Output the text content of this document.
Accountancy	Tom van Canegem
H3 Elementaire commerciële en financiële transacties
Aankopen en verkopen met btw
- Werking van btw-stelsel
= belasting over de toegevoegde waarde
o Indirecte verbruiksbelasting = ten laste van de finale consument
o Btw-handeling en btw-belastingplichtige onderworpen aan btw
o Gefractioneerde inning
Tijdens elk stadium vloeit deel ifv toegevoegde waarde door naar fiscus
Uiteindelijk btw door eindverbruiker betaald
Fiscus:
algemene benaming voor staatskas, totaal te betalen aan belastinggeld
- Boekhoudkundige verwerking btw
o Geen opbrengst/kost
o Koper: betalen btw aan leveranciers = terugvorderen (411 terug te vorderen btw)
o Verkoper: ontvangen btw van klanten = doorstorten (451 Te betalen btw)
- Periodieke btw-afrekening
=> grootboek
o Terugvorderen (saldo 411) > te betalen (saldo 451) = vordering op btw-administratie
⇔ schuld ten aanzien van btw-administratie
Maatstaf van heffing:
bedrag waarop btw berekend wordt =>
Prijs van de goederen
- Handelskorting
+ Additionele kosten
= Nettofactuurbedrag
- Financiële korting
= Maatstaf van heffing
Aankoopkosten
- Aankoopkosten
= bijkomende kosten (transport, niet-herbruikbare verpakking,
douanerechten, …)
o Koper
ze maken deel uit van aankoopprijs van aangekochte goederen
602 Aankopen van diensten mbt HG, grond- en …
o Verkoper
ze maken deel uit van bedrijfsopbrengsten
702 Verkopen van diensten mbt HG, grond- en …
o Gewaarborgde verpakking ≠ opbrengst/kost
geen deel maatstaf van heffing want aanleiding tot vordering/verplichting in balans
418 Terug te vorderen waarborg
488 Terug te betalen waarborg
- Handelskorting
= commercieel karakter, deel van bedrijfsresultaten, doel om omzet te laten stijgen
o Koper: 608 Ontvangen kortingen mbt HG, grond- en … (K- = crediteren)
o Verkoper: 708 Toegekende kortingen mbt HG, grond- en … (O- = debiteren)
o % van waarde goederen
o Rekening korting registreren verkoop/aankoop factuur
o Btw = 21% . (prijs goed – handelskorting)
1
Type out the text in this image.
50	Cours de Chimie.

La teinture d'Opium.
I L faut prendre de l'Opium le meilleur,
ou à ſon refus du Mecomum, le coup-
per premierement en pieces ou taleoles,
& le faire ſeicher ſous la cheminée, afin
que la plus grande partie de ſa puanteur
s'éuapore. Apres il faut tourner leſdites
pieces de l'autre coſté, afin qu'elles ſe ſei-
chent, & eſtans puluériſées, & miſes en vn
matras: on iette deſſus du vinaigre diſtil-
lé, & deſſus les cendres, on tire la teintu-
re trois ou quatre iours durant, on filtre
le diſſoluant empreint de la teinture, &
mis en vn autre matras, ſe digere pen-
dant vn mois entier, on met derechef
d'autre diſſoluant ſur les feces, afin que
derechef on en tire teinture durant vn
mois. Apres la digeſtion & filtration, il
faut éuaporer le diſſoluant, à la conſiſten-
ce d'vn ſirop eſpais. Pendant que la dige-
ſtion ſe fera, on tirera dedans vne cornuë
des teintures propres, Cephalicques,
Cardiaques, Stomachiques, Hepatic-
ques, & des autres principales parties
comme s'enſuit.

........

Each record above should be restated word for word.

→ Exercise output
Output the text content of this document.
Accountancy	Tom van Canegem
H3 Elementaire commerciële en financiële transacties
Aankopen en verkopen met btw
- Werking van btw-stelsel
= belasting over de toegevoegde waarde
o Indirecte verbruiksbelasting = ten laste van de finale consument
o Btw-handeling en btw-belastingplichtige onderworpen aan btw
o Gefractioneerde inning
Tijdens elk stadium vloeit deel ifv toegevoegde waarde door naar fiscus
Uiteindelijk btw door eindverbruiker betaald
Fiscus:
algemene benaming voor staatskas, totaal te betalen aan belastinggeld
- Boekhoudkundige verwerking btw
o Geen opbrengst/kost
o Koper: betalen btw aan leveranciers = terugvorderen (411 terug te vorderen btw)
o Verkoper: ontvangen btw van klanten = doorstorten (451 Te betalen btw)
- Periodieke btw-afrekening
=> grootboek
o Terugvorderen (saldo 411) > te betalen (saldo 451) = vordering op btw-administratie
⇔ schuld ten aanzien van btw-administratie
Maatstaf van heffing:
bedrag waarop btw berekend wordt =>
Prijs van de goederen
- Handelskorting
+ Additionele kosten
= Nettofactuurbedrag
- Financiële korting
= Maatstaf van heffing
Aankoopkosten
- Aankoopkosten
= bijkomende kosten (transport, niet-herbruikbare verpakking,
douanerechten, …)
o Koper
ze maken deel uit van aankoopprijs van aangekochte goederen
602 Aankopen van diensten mbt HG, grond- en …
o Verkoper
ze maken deel uit van bedrijfsopbrengsten
702 Verkopen van diensten mbt HG, grond- en …
o Gewaarborgde verpakking ≠ opbrengst/kost
geen deel maatstaf van heffing want aanleiding tot vordering/verplichting in balans
418 Terug te vorderen waarborg
488 Terug te betalen waarborg
- Handelskorting
= commercieel karakter, deel van bedrijfsresultaten, doel om omzet te laten stijgen
o Koper: 608 Ontvangen kortingen mbt HG, grond- en … (K- = crediteren)
o Verkoper: 708 Toegekende kortingen mbt HG, grond- en … (O- = debiteren)
o % van waarde goederen
o Rekening korting registreren verkoop/aankoop factuur
o Btw = 21% . (prijs goed – handelskorting)
1
Type out the text in this image.
50	Cours de Chimie.

La teinture d'Opium.
I L faut prendre de l'Opium le meilleur,
ou à ſon refus du Mecomum, le coup-
per premierement en pieces ou taleoles,
& le faire ſeicher ſous la cheminée, afin
que la plus grande partie de ſa puanteur
s'éuapore. Apres il faut tourner leſdites
pieces de l'autre coſté, afin qu'elles ſe ſei-
chent, & eſtans puluériſées, & miſes en vn
matras: on iette deſſus du vinaigre diſtil-
lé, & deſſus les cendres, on tire la teintu-
re trois ou quatre iours durant, on filtre
le diſſoluant empreint de la teinture, &
mis en vn autre matras, ſe digere pen-
dant vn mois entier, on met derechef
d'autre diſſoluant ſur les feces, afin que
derechef on en tire teinture durant vn
mois. Apres la digeſtion & filtration, il
faut éuaporer le diſſoluant, à la conſiſten-
ce d'vn ſirop eſpais. Pendant que la dige-
ſtion ſe fera, on tirera dedans vne cornuë
des teintures propres, Cephalicques,
Cardiaques, Stomachiques, Hepatic-
ques, & des autres principales parties
comme s'enſuit.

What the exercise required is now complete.